__Aim of the task__. Reproduce all of the data below without alteration; exclude every picture.

__Stored data__.
--------------------------------------------------
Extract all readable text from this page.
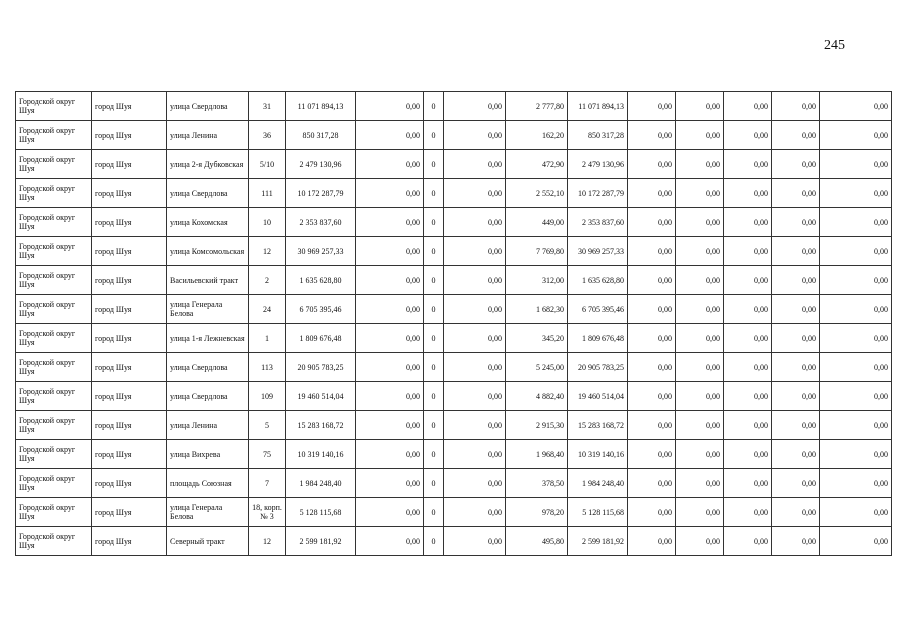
245
Городской округ Шуя	город Шуя	улица Свердлова	31	11 071 894,13	0,00	0	0,00	2 777,80	11 071 894,13	0,00	0,00	0,00	0,00	0,00
Городской округ Шуя	город Шуя	улица Ленина	36	850 317,28	0,00	0	0,00	162,20	850 317,28	0,00	0,00	0,00	0,00	0,00
Городской округ Шуя	город Шуя	улица 2-я Дубковская	5/10	2 479 130,96	0,00	0	0,00	472,90	2 479 130,96	0,00	0,00	0,00	0,00	0,00
Городской округ Шуя	город Шуя	улица Свердлова	111	10 172 287,79	0,00	0	0,00	2 552,10	10 172 287,79	0,00	0,00	0,00	0,00	0,00
Городской округ Шуя	город Шуя	улица Кохомская	10	2 353 837,60	0,00	0	0,00	449,00	2 353 837,60	0,00	0,00	0,00	0,00	0,00
Городской округ Шуя	город Шуя	улица Комсомольская	12	30 969 257,33	0,00	0	0,00	7 769,80	30 969 257,33	0,00	0,00	0,00	0,00	0,00
Городской округ Шуя	город Шуя	Васильевский тракт	2	1 635 628,80	0,00	0	0,00	312,00	1 635 628,80	0,00	0,00	0,00	0,00	0,00
Городской округ Шуя	город Шуя	улица Генерала Белова	24	6 705 395,46	0,00	0	0,00	1 682,30	6 705 395,46	0,00	0,00	0,00	0,00	0,00
Городской округ Шуя	город Шуя	улица 1-я Лежневская	1	1 809 676,48	0,00	0	0,00	345,20	1 809 676,48	0,00	0,00	0,00	0,00	0,00
Городской округ Шуя	город Шуя	улица Свердлова	113	20 905 783,25	0,00	0	0,00	5 245,00	20 905 783,25	0,00	0,00	0,00	0,00	0,00
Городской округ Шуя	город Шуя	улица Свердлова	109	19 460 514,04	0,00	0	0,00	4 882,40	19 460 514,04	0,00	0,00	0,00	0,00	0,00
Городской округ Шуя	город Шуя	улица Ленина	5	15 283 168,72	0,00	0	0,00	2 915,30	15 283 168,72	0,00	0,00	0,00	0,00	0,00
Городской округ Шуя	город Шуя	улица Вихрева	75	10 319 140,16	0,00	0	0,00	1 968,40	10 319 140,16	0,00	0,00	0,00	0,00	0,00
Городской округ Шуя	город Шуя	площадь Союзная	7	1 984 248,40	0,00	0	0,00	378,50	1 984 248,40	0,00	0,00	0,00	0,00	0,00
Городской округ Шуя	город Шуя	улица Генерала Белова	18, корп. № 3	5 128 115,68	0,00	0	0,00	978,20	5 128 115,68	0,00	0,00	0,00	0,00	0,00
Городской округ Шуя	город Шуя	Северный тракт	12	2 599 181,92	0,00	0	0,00	495,80	2 599 181,92	0,00	0,00	0,00	0,00	0,00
--------------------------------------------------
__Solution__.
Extract all readable text from this page.
245
Городской округ Шуя	город Шуя	улица Свердлова	31	11 071 894,13	0,00	0	0,00	2 777,80	11 071 894,13	0,00	0,00	0,00	0,00	0,00
Городской округ Шуя	город Шуя	улица Ленина	36	850 317,28	0,00	0	0,00	162,20	850 317,28	0,00	0,00	0,00	0,00	0,00
Городской округ Шуя	город Шуя	улица 2-я Дубковская	5/10	2 479 130,96	0,00	0	0,00	472,90	2 479 130,96	0,00	0,00	0,00	0,00	0,00
Городской округ Шуя	город Шуя	улица Свердлова	111	10 172 287,79	0,00	0	0,00	2 552,10	10 172 287,79	0,00	0,00	0,00	0,00	0,00
Городской округ Шуя	город Шуя	улица Кохомская	10	2 353 837,60	0,00	0	0,00	449,00	2 353 837,60	0,00	0,00	0,00	0,00	0,00
Городской округ Шуя	город Шуя	улица Комсомольская	12	30 969 257,33	0,00	0	0,00	7 769,80	30 969 257,33	0,00	0,00	0,00	0,00	0,00
Городской округ Шуя	город Шуя	Васильевский тракт	2	1 635 628,80	0,00	0	0,00	312,00	1 635 628,80	0,00	0,00	0,00	0,00	0,00
Городской округ Шуя	город Шуя	улица Генерала Белова	24	6 705 395,46	0,00	0	0,00	1 682,30	6 705 395,46	0,00	0,00	0,00	0,00	0,00
Городской округ Шуя	город Шуя	улица 1-я Лежневская	1	1 809 676,48	0,00	0	0,00	345,20	1 809 676,48	0,00	0,00	0,00	0,00	0,00
Городской округ Шуя	город Шуя	улица Свердлова	113	20 905 783,25	0,00	0	0,00	5 245,00	20 905 783,25	0,00	0,00	0,00	0,00	0,00
Городской округ Шуя	город Шуя	улица Свердлова	109	19 460 514,04	0,00	0	0,00	4 882,40	19 460 514,04	0,00	0,00	0,00	0,00	0,00
Городской округ Шуя	город Шуя	улица Ленина	5	15 283 168,72	0,00	0	0,00	2 915,30	15 283 168,72	0,00	0,00	0,00	0,00	0,00
Городской округ Шуя	город Шуя	улица Вихрева	75	10 319 140,16	0,00	0	0,00	1 968,40	10 319 140,16	0,00	0,00	0,00	0,00	0,00
Городской округ Шуя	город Шуя	площадь Союзная	7	1 984 248,40	0,00	0	0,00	378,50	1 984 248,40	0,00	0,00	0,00	0,00	0,00
Городской округ Шуя	город Шуя	улица Генерала Белова	18, корп. № 3	5 128 115,68	0,00	0	0,00	978,20	5 128 115,68	0,00	0,00	0,00	0,00	0,00
Городской округ Шуя	город Шуя	Северный тракт	12	2 599 181,92	0,00	0	0,00	495,80	2 599 181,92	0,00	0,00	0,00	0,00	0,00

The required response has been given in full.